# [WHAT YOU HAVE TO DO]
Copy out the records in full, word for word, without pictures.

[Data entries]

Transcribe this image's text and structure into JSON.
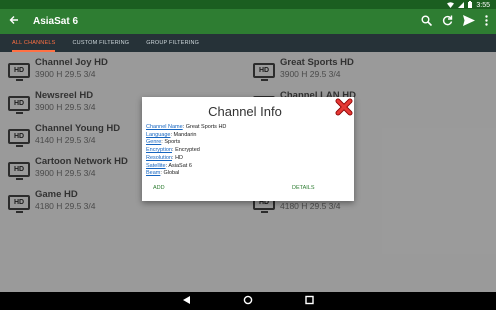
{
  "status_bar": {
    "time": "3:55"
  },
  "app_bar": {
    "title": "AsiaSat 6"
  },
  "tabs": [
    {
      "label": "All Channels"
    },
    {
      "label": "Custom Filtering"
    },
    {
      "label": "Group Filtering"
    }
  ],
  "channels_left": [
    {
      "icon": "HD",
      "name": "Channel Joy HD",
      "freq": "3900 H 29.5 3/4"
    },
    {
      "icon": "HD",
      "name": "Newsreel HD",
      "freq": "3900 H 29.5 3/4"
    },
    {
      "icon": "HD",
      "name": "Channel Young HD",
      "freq": "4140 H 29.5 3/4"
    },
    {
      "icon": "HD",
      "name": "Cartoon Network HD",
      "freq": "3900 H 29.5 3/4"
    },
    {
      "icon": "HD",
      "name": "Game HD",
      "freq": "4180 H 29.5 3/4"
    }
  ],
  "channels_right": [
    {
      "icon": "HD",
      "name": "Great Sports HD",
      "freq": "3900 H 29.5 3/4"
    },
    {
      "icon": "HD",
      "name": "Channel LAN HD",
      "freq": ""
    },
    {
      "icon": "HD",
      "name": "",
      "freq": ""
    },
    {
      "icon": "HD",
      "name": "",
      "freq": ""
    },
    {
      "icon": "HD",
      "name": "",
      "freq": "4180 H 29.5 3/4"
    }
  ],
  "dialog": {
    "title": "Channel Info",
    "fields": [
      {
        "key": "Channel Name",
        "value": "Great Sports HD"
      },
      {
        "key": "Language",
        "value": "Mandarin"
      },
      {
        "key": "Genre",
        "value": "Sports"
      },
      {
        "key": "Encryption",
        "value": "Encrypted"
      },
      {
        "key": "Resolution",
        "value": "HD"
      },
      {
        "key": "Satellite",
        "value": "AsiaSat 6"
      },
      {
        "key": "Beam",
        "value": "Global"
      }
    ],
    "add_label": "Add",
    "details_label": "Details"
  },
  "colors": {
    "appbar": "#2e7d32",
    "statusbar": "#1b5e20",
    "tabbar": "#263238",
    "tab_active": "#ff7043",
    "link": "#1565c0"
  }
}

# [WRITTEN RESPONSE]
Transcribe this image's text and structure into JSON.
{
  "status_bar": {
    "time": "3:55"
  },
  "app_bar": {
    "title": "AsiaSat 6"
  },
  "tabs": [
    {
      "label": "All Channels"
    },
    {
      "label": "Custom Filtering"
    },
    {
      "label": "Group Filtering"
    }
  ],
  "channels_left": [
    {
      "icon": "HD",
      "name": "Channel Joy HD",
      "freq": "3900 H 29.5 3/4"
    },
    {
      "icon": "HD",
      "name": "Newsreel HD",
      "freq": "3900 H 29.5 3/4"
    },
    {
      "icon": "HD",
      "name": "Channel Young HD",
      "freq": "4140 H 29.5 3/4"
    },
    {
      "icon": "HD",
      "name": "Cartoon Network HD",
      "freq": "3900 H 29.5 3/4"
    },
    {
      "icon": "HD",
      "name": "Game HD",
      "freq": "4180 H 29.5 3/4"
    }
  ],
  "channels_right": [
    {
      "icon": "HD",
      "name": "Great Sports HD",
      "freq": "3900 H 29.5 3/4"
    },
    {
      "icon": "HD",
      "name": "Channel LAN HD",
      "freq": ""
    },
    {
      "icon": "HD",
      "name": "",
      "freq": ""
    },
    {
      "icon": "HD",
      "name": "",
      "freq": ""
    },
    {
      "icon": "HD",
      "name": "",
      "freq": "4180 H 29.5 3/4"
    }
  ],
  "dialog": {
    "title": "Channel Info",
    "fields": [
      {
        "key": "Channel Name",
        "value": "Great Sports HD"
      },
      {
        "key": "Language",
        "value": "Mandarin"
      },
      {
        "key": "Genre",
        "value": "Sports"
      },
      {
        "key": "Encryption",
        "value": "Encrypted"
      },
      {
        "key": "Resolution",
        "value": "HD"
      },
      {
        "key": "Satellite",
        "value": "AsiaSat 6"
      },
      {
        "key": "Beam",
        "value": "Global"
      }
    ],
    "add_label": "Add",
    "details_label": "Details"
  },
  "colors": {
    "appbar": "#2e7d32",
    "statusbar": "#1b5e20",
    "tabbar": "#263238",
    "tab_active": "#ff7043",
    "link": "#1565c0"
  }
}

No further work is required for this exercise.